▶ [Set task]: Select from the data all lines with the word "name".

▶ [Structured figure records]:
--------------------

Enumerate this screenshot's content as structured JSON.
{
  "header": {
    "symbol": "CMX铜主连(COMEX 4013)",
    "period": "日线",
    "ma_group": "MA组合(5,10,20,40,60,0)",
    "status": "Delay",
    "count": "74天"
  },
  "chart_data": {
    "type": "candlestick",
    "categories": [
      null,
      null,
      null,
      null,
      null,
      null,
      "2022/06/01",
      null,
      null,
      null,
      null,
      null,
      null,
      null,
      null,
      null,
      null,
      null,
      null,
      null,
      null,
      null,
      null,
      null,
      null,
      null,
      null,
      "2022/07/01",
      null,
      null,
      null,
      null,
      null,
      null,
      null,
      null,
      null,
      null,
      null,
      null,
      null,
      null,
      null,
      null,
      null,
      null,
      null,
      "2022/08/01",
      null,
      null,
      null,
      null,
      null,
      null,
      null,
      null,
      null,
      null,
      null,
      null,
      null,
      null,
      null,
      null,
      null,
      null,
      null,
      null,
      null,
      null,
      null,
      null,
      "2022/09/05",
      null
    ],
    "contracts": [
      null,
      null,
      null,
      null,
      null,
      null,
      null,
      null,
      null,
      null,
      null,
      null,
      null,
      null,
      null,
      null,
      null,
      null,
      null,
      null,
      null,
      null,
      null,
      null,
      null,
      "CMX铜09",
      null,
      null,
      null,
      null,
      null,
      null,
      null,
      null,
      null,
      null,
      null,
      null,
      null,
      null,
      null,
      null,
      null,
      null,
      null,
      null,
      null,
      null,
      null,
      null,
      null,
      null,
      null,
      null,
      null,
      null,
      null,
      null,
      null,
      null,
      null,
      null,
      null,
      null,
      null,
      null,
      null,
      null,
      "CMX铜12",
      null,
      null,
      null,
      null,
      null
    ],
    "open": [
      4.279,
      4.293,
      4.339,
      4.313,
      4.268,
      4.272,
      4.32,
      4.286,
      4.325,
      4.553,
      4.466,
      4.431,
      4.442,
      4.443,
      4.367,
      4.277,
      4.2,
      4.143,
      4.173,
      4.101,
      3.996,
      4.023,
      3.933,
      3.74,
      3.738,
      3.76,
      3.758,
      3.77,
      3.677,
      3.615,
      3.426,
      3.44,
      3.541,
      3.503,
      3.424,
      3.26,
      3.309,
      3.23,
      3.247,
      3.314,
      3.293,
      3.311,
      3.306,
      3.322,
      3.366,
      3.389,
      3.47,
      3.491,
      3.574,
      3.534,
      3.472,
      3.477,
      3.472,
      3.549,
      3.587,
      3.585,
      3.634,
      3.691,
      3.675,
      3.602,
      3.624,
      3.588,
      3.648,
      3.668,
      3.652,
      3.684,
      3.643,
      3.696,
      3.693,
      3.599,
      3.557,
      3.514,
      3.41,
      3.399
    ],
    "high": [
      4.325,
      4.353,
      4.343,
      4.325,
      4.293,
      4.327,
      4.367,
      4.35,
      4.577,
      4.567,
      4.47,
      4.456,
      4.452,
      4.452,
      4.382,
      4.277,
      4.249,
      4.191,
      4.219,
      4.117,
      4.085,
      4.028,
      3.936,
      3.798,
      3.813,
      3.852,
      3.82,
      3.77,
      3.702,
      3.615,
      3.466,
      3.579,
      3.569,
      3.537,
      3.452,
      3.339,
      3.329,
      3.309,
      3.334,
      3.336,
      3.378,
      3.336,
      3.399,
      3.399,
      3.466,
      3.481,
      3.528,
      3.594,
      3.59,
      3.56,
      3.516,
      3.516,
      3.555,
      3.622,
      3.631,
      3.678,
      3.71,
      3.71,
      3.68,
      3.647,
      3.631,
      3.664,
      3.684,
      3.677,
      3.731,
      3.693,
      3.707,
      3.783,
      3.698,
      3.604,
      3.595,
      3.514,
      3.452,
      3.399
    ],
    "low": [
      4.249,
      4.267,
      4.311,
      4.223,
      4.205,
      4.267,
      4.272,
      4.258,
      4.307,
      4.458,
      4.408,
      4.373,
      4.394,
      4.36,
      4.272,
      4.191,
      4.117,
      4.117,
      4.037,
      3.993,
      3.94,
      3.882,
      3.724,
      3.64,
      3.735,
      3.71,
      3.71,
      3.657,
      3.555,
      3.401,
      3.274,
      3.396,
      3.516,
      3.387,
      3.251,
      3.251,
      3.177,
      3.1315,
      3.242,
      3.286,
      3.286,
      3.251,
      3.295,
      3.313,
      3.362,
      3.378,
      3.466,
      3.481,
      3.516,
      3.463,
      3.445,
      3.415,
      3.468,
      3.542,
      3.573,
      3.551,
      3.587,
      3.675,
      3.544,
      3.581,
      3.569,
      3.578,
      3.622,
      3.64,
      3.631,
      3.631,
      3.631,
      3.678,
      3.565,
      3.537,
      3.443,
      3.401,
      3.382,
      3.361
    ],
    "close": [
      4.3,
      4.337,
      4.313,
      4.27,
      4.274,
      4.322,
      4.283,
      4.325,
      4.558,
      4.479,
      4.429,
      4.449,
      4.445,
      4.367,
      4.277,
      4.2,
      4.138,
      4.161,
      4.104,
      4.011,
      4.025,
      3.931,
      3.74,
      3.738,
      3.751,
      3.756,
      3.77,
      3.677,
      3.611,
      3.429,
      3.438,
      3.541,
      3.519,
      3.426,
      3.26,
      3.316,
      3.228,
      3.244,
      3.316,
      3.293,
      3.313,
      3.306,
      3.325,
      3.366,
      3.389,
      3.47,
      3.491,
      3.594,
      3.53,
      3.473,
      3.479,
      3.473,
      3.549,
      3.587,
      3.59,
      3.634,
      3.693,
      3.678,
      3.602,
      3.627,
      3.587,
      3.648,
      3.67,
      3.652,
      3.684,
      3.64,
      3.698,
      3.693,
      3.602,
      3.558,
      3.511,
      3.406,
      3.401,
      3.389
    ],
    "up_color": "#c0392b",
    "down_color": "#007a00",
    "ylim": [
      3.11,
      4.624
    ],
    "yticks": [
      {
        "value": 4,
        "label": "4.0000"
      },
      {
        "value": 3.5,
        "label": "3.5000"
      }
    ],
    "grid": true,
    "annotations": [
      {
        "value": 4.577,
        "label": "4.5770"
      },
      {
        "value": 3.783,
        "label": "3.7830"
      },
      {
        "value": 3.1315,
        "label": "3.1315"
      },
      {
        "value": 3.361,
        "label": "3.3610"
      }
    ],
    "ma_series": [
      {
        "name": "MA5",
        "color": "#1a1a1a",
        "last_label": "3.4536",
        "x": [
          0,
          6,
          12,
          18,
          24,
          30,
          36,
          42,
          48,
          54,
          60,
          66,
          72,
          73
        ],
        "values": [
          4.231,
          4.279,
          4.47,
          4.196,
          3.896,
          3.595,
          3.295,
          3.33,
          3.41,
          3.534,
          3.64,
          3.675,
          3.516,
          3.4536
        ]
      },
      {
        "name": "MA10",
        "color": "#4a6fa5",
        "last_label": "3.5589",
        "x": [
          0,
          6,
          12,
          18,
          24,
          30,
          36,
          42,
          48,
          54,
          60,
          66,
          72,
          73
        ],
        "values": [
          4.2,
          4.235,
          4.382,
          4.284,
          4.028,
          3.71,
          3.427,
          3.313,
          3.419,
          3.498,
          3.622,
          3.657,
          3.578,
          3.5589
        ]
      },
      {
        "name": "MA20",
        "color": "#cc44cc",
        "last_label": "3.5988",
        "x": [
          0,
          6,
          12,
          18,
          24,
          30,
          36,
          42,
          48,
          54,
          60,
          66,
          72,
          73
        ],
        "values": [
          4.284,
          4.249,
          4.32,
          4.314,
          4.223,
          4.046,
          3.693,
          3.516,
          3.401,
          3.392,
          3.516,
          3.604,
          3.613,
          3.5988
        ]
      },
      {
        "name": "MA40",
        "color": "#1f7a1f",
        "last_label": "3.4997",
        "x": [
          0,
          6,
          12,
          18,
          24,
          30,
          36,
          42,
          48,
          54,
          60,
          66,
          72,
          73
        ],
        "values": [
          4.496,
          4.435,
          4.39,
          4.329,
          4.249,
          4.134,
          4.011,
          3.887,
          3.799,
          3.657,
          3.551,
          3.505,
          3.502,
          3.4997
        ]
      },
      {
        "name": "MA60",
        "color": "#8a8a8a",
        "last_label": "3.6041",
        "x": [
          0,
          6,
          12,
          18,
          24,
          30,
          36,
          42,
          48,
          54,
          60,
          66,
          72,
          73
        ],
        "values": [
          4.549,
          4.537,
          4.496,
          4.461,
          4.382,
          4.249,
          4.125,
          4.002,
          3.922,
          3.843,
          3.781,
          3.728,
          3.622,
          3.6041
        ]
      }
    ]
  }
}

--------------------

▶ [Solution]:
        "name": "MA5",
        "name": "MA10",
        "name": "MA20",
        "name": "MA40",
        "name": "MA60",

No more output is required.